## TASKS
a. Answer these from the page on supply isolation mechanisms in spool-valve markers, not from the data:
(i) How many dynamic seals does the Droid have?
(ii) What does FSDO stand for?
(iii) How many dynamic seals does the New Eclipse Geo have in its entire bolt assembly?
b. Carry on the page on supply isolation mechanisms in spool-valve markers past its final sentence.

## PAGE TEXT
.....
Supply Isolation Mechanisms (SIMs) – A means for isolating the gas supply to the firing/dump chamber during the firing cycle.
In order to achieve the best gas efficiency in the widest range of conditions and circumstances it has long been recognised that spool-valve based markers operate best when the supply of gases to the firing/dump chamber is isolated during the time that the bolt is in the firing position. This prevents the free-flow of air from the supply (tank), through the firing/dump chamber, and out of the barrel during the cycle. This free-flow of air is one of the largest contributing factor of poor efficiency in any marker that does not posses a Supply Isolation Mechanism. As such, a Supply Isolation Mechanism is a must-have for any Spool valve based marker that is hoping to produce decent efficiency figures.
However, all current spool-valve based markers that utilise a Supply Isolation Mechanism use an elaborate and often over-complicated series of seals and stems in and around the bolt assembly/drivetrain in order to cut the gas supply to the firing/dump chamber when the bolt is in the firing position. Incorporating this mechanism into the bolt assembly/drive train has one major drawback:
An increase in number of Dynamic Seals in the Bolt Assembly/Drivetrain.
So what are dynamic seals and how do they affect the performance of a marker?
Dynamic Seals – A dynamic seal is characterized by relative motion between a sealing surface and a seal. In a paintball marker a dynamic seal either moves, or has a part moving over it, during the cyclic operation of the gun, whilst being required to produce a gas-tight seal during all, or part of, the firing cycle.
These are o-rings and seals that are subject to wear and tear during each cycle of the marker.
Most current spool-valve markers have a high number of dynamic seals. This is particularly true in ones that have some form of Supply Isolation Mechanism built into the bolt assembly/drivetrain.
For example:
DM8 = 6 x Dynamic Seals
PM8 = 6 x Dynamic Seals
Shocker w/HE Bolt = 7 x Dynamic Seals
Droid = 8 x Dynamic Seals
(Bolt-in-Breech seal not included in this comparison)
By comparison the New Eclipse Geo has only 3 Dynamic Seals in the entire bolt assembly.
So what negative effects does a large number of Dynamic Seals create?
Here are some:
Friction - More dynamic seals means more friction in the bolt assembly/drivetrain.
Failure – More seals in the system mean more potential areas for leaks and failures.
Stiction – More dynamic seals means increased stiction in the system which can cause FSDO (First Shot Drop Off) and poor performance.
Maintenance – More regular and extensive maintenance. More seals to keep lubricated. More parts to remove, clean, lubricate and re-assemble during regular maintenance.
The fewer dynamic seals in the bolt system, the less of an issue any of the above become.
.....
## SOURCE EXCERPT
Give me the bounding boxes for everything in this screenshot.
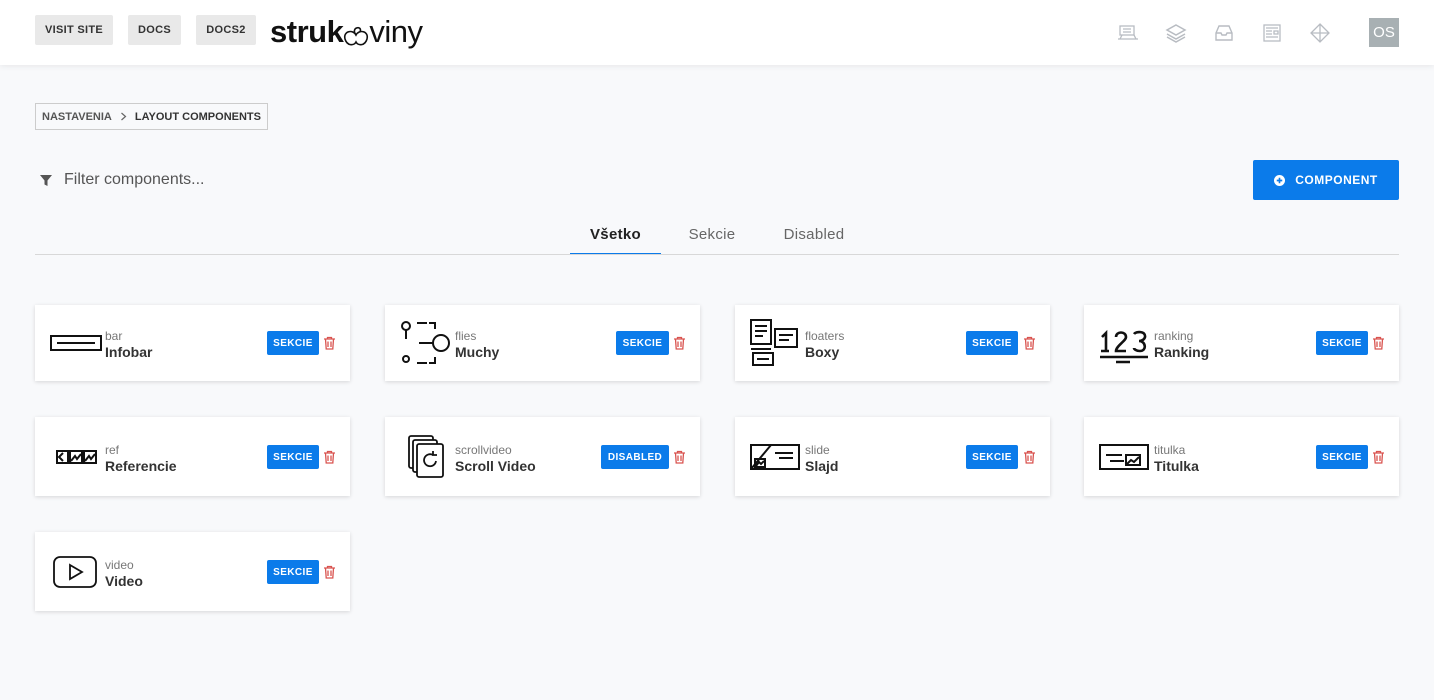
.....
## RESPONSES TO THE TASKS
a.
(i) 8
(ii) First Shot Drop Off
(iii) 3

b.
Eclipse ISCIS (Integrated Solenoid Controlled Isolation System) Valve
So how have Eclipse got around this problem? Well, the New Eclipse Geo solves this problem in a new and unique way. To start with, the Supply Isolation mechanism (SIMs) has been completely removed from the bolt assembly/drivetrain, drastically reducing the number of internal components and seals in the bolt assembly. Then, by working in close partnership with one of the USAs largest family-owned pneumatic companies, Eclipse have developed the ISCIS (Integrated Solenoid Controlled Isolation System) custom-built solenoid valve that not only functions to cycle the bolt mechanism like any other electro-pneumatic marker, but also to electronically control the distribution of air to fill and isolate the firing/dump chamber during every cycle. By utilizing the same technology that is used in industrial solenoid valves designed to operate over tens-of-millions-of-cycles without maintenance, the Eclipse Geo solenoid valve not only provides the function for incredibly high bolt cycle speeds, but also the function for a flawlessly simple Supply Isolation Mechanism. And because the same ISCIS valve that controls the bolt actuation also controls the flow of gases to the firing/dump chamber, it means the firing, isolation and filling of the cycle will always be perfectly synchronous. This is an incredibly simple solenoid valve assembly that has been configured to supply gases at the required pressures and required flows to operate in this unique layout. It is the simplicity of the concept and the execution that ensure the long-term performance and reliability of the design.
With the SIMs now removed from the bolt assembly/drivetrain, and the ISCIS valve controlling the flow distribution into the valve chamber, it leaves the internals of the body as simple and uncluttered as possible.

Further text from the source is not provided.